EXCERPTED DATA >>
"""

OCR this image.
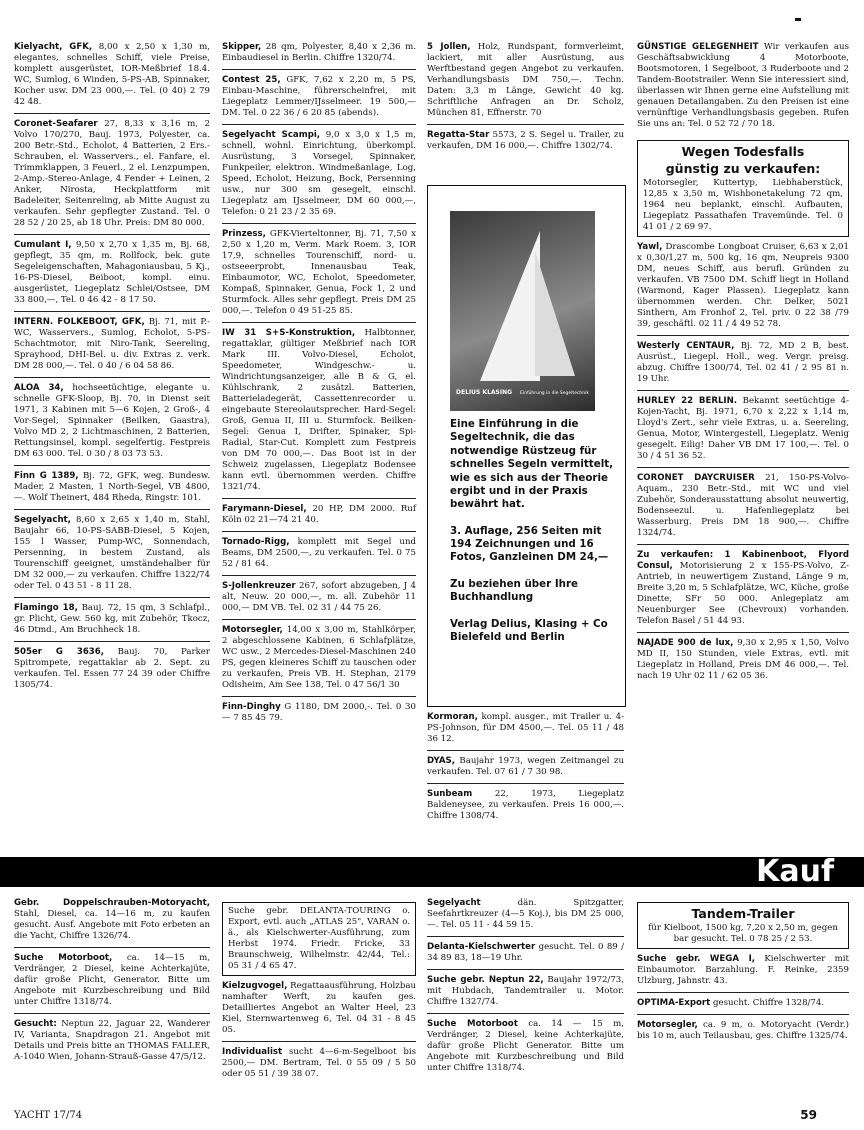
Kielyacht, GFK, 8,00 x 2,50 x 1,30 m, elegantes, schnelles Schiff, viele Preise, komplett ausgerüstet, IOR-Meßbrief 18.4. WC, Sumlog, 6 Winden, 5-PS-AB, Spinnaker, Kocher usw. DM 23 000,—. Tel. (0 40) 2 79 42 48.
Coronet-Seafarer 27, 8,33 x 3,16 m, 2 Volvo 170/270, Bauj. 1973, Polyester, ca. 200 Betr.-Std., Echolot, 4 Batterien, 2 Ers.-Schrauben, el. Wasservers., el. Fanfare, el. Trimmklappen, 3 Feuerl., 2 el. Lenzpumpen, 2-Amp.-Stereo-Anlage, 4 Fender + Leinen, 2 Anker, Nirosta, Heckplattform mit Badeleiter, Seitenreling, ab Mitte August zu verkaufen. Sehr gepflegter Zustand. Tel. 0 28 52 / 20 25, ab 18 Uhr. Preis: DM 80 000.
Cumulant I, 9,50 x 2,70 x 1,35 m, Bj. 68, gepflegt, 35 qm, m. Rollfock, bek. gute Segeleigenschaften, Mahagoniausbau, 5 Kj., 16-PS-Diesel, Beiboot, kompl. einu. ausgerüstet, Liegeplatz Schlei/Ostsee, DM 33 800,—, Tel. 0 46 42 - 8 17 50.
INTERN. FOLKEBOOT, GFK, Bj. 71, mit P.-WC, Wasservers., Sumlog, Echolot, 5-PS-Schachtmotor, mit Niro-Tank, Seereling, Sprayhood, DHI-Bel. u. div. Extras z. verk. DM 28 000,—. Tel. 0 40 / 6 04 58 86.
ALOA 34, hochseetüchtige, elegante u. schnelle GFK-Sloop, Bj. 70, in Dienst seit 1971, 3 Kabinen mit 5—6 Kojen, 2 Groß-, 4 Vor-Segel, Spinnaker (Beilken, Gaastra), Volvo MD 2, 2 Lichtmaschinen, 2 Batterien, Rettungsinsel, kompl. segelfertig. Festpreis DM 63 000. Tel. 0 30 / 8 03 73 53.
Finn G 1389, Bj. 72, GFK, weg. Bundesw. Mader, 2 Masten, 1 North-Segel, VB 4800,—. Wolf Theinert, 484 Rheda, Ringstr. 101.
Segelyacht, 8,60 x 2,65 x 1,40 m, Stahl, Baujahr 66, 10-PS-SABB-Diesel, 5 Kojen, 155 l Wasser, Pump-WC, Sonnendach, Persenning, in bestem Zustand, als Tourenschiff geeignet, umständehalber für DM 32 000,— zu verkaufen. Chiffre 1322/74 oder Tel. 0 43 51 - 8 11 28.
Flamingo 18, Bauj. 72, 15 qm, 3 Schlafpl., gr. Plicht, Gew. 560 kg, mit Zubehör, Tkocz, 46 Dtmd., Am Bruchheck 18.
505er G 3636, Bauj. 70, Parker Spitrompete, regattaklar ab 2. Sept. zu verkaufen. Tel. Essen 77 24 39 oder Chiffre 1305/74.
Skipper, 28 qm, Polyester, 8,40 x 2,36 m. Einbaudiesel in Berlin. Chiffre 1320/74.
Contest 25, GFK, 7,62 x 2,20 m, 5 PS, Einbau-Maschine, führerscheinfrei, mit Liegeplatz Lemmer/IJsselmeer. 19 500,— DM. Tel. 0 22 36 / 6 20 85 (abends).
Segelyacht Scampi, 9,0 x 3,0 x 1,5 m, schnell, wohnl. Einrichtung, überkompl. Ausrüstung, 3 Vorsegel, Spinnaker, Funkpeiler, elektron. Windmeßanlage, Log, Speed, Echolot, Heizung, Bock, Persenning usw., nur 300 sm gesegelt, einschl. Liegeplatz am IJsselmeer, DM 60 000,—, Telefon: 0 21 23 / 2 35 69.
Prinzess, GFK-Vierteltonner, Bj. 71, 7,50 x 2,50 x 1,20 m, Verm. Mark Roem. 3, IOR 17,9, schnelles Tourenschiff, nord- u. ostseeerprobt, Innenausbau Teak, Einbaumotor, WC, Echolot, Speedometer, Kompaß, Spinnaker, Genua, Fock 1, 2 und Sturmfock. Alles sehr gepflegt. Preis DM 25 000,—. Telefon 0 49 51-25 85.
IW 31 S+S-Konstruktion, Halbtonner, regattaklar, gültiger Meßbrief nach IOR Mark III. Volvo-Diesel, Echolot, Speedometer, Windgeschw.- u. Windrichtungsanzeiger, alle B & G, el. Kühlschrank, 2 zusätzl. Batterien, Batterieladegerät, Cassettenrecorder u. eingebaute Stereolautsprecher. Hard-Segel: Groß, Genua II, III u. Sturmfock. Beilken-Segel: Genua I, Drifter, Spinaker, Spi-Radial, Star-Cut. Komplett zum Festpreis von DM 70 000,—. Das Boot ist in der Schweiz zugelassen, Liegeplatz Bodensee kann evtl. übernommen werden. Chiffre 1321/74.
Farymann-Diesel, 20 HP, DM 2000. Ruf Köln 02 21—74 21 40.
Tornado-Rigg, komplett mit Segel und Beams, DM 2500,—, zu verkaufen. Tel. 0 75 52 / 81 64.
S-Jollenkreuzer 267, sofort abzugeben, J 4 alt, Neuw. 20 000,—, m. all. Zubehör 11 000,— DM VB. Tel. 02 31 / 44 75 26.
Motorsegler, 14,00 x 3,00 m, Stahlkörper, 2 abgeschlossene Kabinen, 6 Schlafplätze, WC usw., 2 Mercedes-Diesel-Maschinen 240 PS, gegen kleineres Schiff zu tauschen oder zu verkaufen, Preis VB. H. Stephan, 2179 Odisheim, Am See 138, Tel. 0 47 56/1 30
Finn-Dinghy G 1180, DM 2000,-. Tel. 0 30 — 7 85 45 79.
5 Jollen, Holz, Rundspant, formverleimt, lackiert, mit aller Ausrüstung, aus Werftbestand gegen Angebot zu verkaufen. Verhandlungsbasis DM 750,—. Techn. Daten: 3,3 m Länge, Gewicht 40 kg. Schriftliche Anfragen an Dr. Scholz, München 81, Effnerstr. 70
Regatta-Star 5573, 2 S. Segel u. Trailer, zu verkaufen, DM 16 000,—. Chiffre 1302/74.
DELIUS KLASING Einführung in die Segeltechnik

Eine Einführung in die Segeltechnik, die das notwendige Rüstzeug für schnelles Segeln vermittelt, wie es sich aus der Theorie ergibt und in der Praxis bewährt hat.

3. Auflage, 256 Seiten mit 194 Zeichnungen und 16 Fotos, Ganzleinen DM 24,—

Zu beziehen über Ihre Buchhandlung

Verlag Delius, Klasing + Co Bielefeld und Berlin

Kormoran, kompl. ausger., mit Trailer u. 4-PS-Johnson, für DM 4500,—. Tel. 05 11 / 48 36 12.
DYAS, Baujahr 1973, wegen Zeitmangel zu verkaufen. Tel. 07 61 / 7 30 98.
Sunbeam	22, 1973, Liegeplatz Baldeneysee, zu verkaufen. Preis 16 000,—. Chiffre 1308/74.
GÜNSTIGE GELEGENHEIT Wir verkaufen aus Geschäftsabwicklung 4 Motorboote, Bootsmotoren, 1 Segelboot, 3 Ruderboote und 2 Tandem-Bootstrailer. Wenn Sie interessiert sind, überlassen wir Ihnen gerne eine Aufstellung mit genauen Detailangaben. Zu den Preisen ist eine vernünftige Verhandlungsbasis gegeben. Rufen Sie uns an: Tel. 0 52 72 / 70 18.
Wegen Todesfalls
günstig zu verkaufen:
Motorsegler, Kuttertyp, Liebhaberstück, 12,85 x 3,50 m, Wishbonetakelung 72 qm, 1964 neu beplankt, einschl. Aufbauten, Liegeplatz Passathafen Travemünde. Tel. 0 41 01 / 2 69 97.
Yawl, Drascombe Longboat Cruiser, 6,63 x 2,01 x 0,30/1,27 m, 500 kg, 16 qm, Neupreis 9300 DM, neues Schiff, aus berufl. Gründen zu verkaufen. VB 7500 DM. Schiff liegt in Holland (Warmond, Kager Plassen). Liegeplatz kann übernommen werden. Chr. Delker, 5021 Sinthern, Am Fronhof 2, Tel. priv. 0 22 38 /79 39, geschäftl. 02 11 / 4 49 52 78.
Westerly CENTAUR, Bj. 72, MD 2 B, best. Ausrüst., Liegepl. Holl., weg. Vergr. preisg. abzug. Chiffre 1300/74, Tel. 02 41 / 2 95 81 n. 19 Uhr.
HURLEY 22 BERLIN. Bekannt seetüchtige 4-Kojen-Yacht, Bj. 1971, 6,70 x 2,22 x 1,14 m, Lloyd's Zert., sehr viele Extras, u. a. Seereling, Genua, Motor, Wintergestell, Liegeplatz. Wenig gesegelt. Eilig! Daher VB DM 17 100,—. Tel. 0 30 / 4 51 36 52.
CORONET DAYCRUISER 21, 150-PS-Volvo-Aquam., 230 Betr.-Std., mit WC und viel Zubehör, Sonderausstattung absolut neuwertig, Bodenseezul. u. Hafenliegeplatz bei Wasserburg. Preis DM 18 900,—. Chiffre 1324/74.
Zu verkaufen: 1 Kabinenboot, Flyord Consul, Motorisierung 2 x 155-PS-Volvo, Z-Antrieb, in neuwertigem Zustand, Länge 9 m, Breite 3,20 m, 5 Schlafplätze, WC, Küche, große Dinette, SFr 50 000. Anlegeplatz am Neuenburger See (Chevroux) vorhanden. Telefon Basel / 51 44 93.
NAJADE 900 de lux, 9,30 x 2,95 x 1,50, Volvo MD II, 150 Stunden, viele Extras, evtl. mit Liegeplatz in Holland, Preis DM 46 000,—. Tel. nach 19 Uhr 02 11 / 62 05 36.
Kauf
Gebr. Doppelschrauben-Motoryacht, Stahl, Diesel, ca. 14—16 m, zu kaufen gesucht. Ausf. Angebote mit Foto erbeten an die Yacht, Chiffre 1326/74.
Suche Motorboot, ca. 14—15 m, Verdränger, 2 Diesel, keine Achterkajüte, dafür große Plicht, Generator. Bitte um Angebote mit Kurzbeschreibung und Bild unter Chiffre 1318/74.
Gesucht: Neptun 22, Jaguar 22, Wanderer IV, Varianta, Snapdragon 21. Angebot mit Details und Preis bitte an THOMAS FALLER, A-1040 Wien, Johann-Strauß-Gasse 47/5/12.
Suche gebr. DELANTA-TOURING o. Export, evtl. auch „ATLAS 25", VARAN o. ä., als Kielschwerter-Ausführung, zum Herbst 1974. Friedr. Fricke, 33 Braunschweig, Wilhelmstr. 42/44, Tel.: 05 31 / 4 65 47.
Kielzugvogel, Regattaausführung, Holzbau namhafter Werft, zu kaufen ges. Detailliertes Angebot an Walter Heel, 23 Kiel, Sternwartenweg 6, Tel. 04 31 - 8 45 05.
Individualist sucht 4—6-m-Segelboot bis 2500,— DM. Bertram, Tel. 0 55 09 / 5 50 oder 05 51 / 39 38 07.
Segelyacht	dän. Spitzgatter, Seefahrtkreuzer (4—5 Koj.), bis DM 25 000,—. Tel. 05 11 - 44 59 15.
Delanta-Kielschwerter gesucht. Tel. 0 89 / 34 89 83, 18—19 Uhr.
Suche gebr. Neptun 22, Baujahr 1972/73, mit Hubdach, Tandemtrailer u. Motor. Chiffre 1327/74.
Suche Motorboot ca. 14 — 15 m, Verdränger, 2 Diesel, keine Achterkajüte, dafür große Plicht Generator. Bitte um Angebote mit Kurzbeschreibung und Bild unter Chiffre 1318/74.
Tandem-Trailer
für Kielboot, 1500 kg, 7,20 x 2,50 m, gegen bar gesucht. Tel. 0 78 25 / 2 53.
Suche gebr. WEGA I, Kielschwerter mit Einbaumotor. Barzahlung. F. Reinke, 2359 Ulzburg, Jahnstr. 43.
OPTIMA-Export gesucht. Chiffre 1328/74.
Motorsegler, ca. 9 m, o. Motoryacht (Verdr.) bis 10 m, auch Teilausbau, ges. Chiffre 1325/74.
YACHT 17/74	59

"""

PROBLEM STATEMENT >>
Pull out all lines from the entries above in which the word "Bild" appears.

WRITTEN ANSWER >>
Suche Motorboot, ca. 14—15 m, Verdränger, 2 Diesel, keine Achterkajüte, dafür große Plicht, Generator. Bitte um Angebote mit Kurzbeschreibung und Bild unter Chiffre 1318/74.
Suche Motorboot ca. 14 — 15 m, Verdränger, 2 Diesel, keine Achterkajüte, dafür große Plicht Generator. Bitte um Angebote mit Kurzbeschreibung und Bild unter Chiffre 1318/74.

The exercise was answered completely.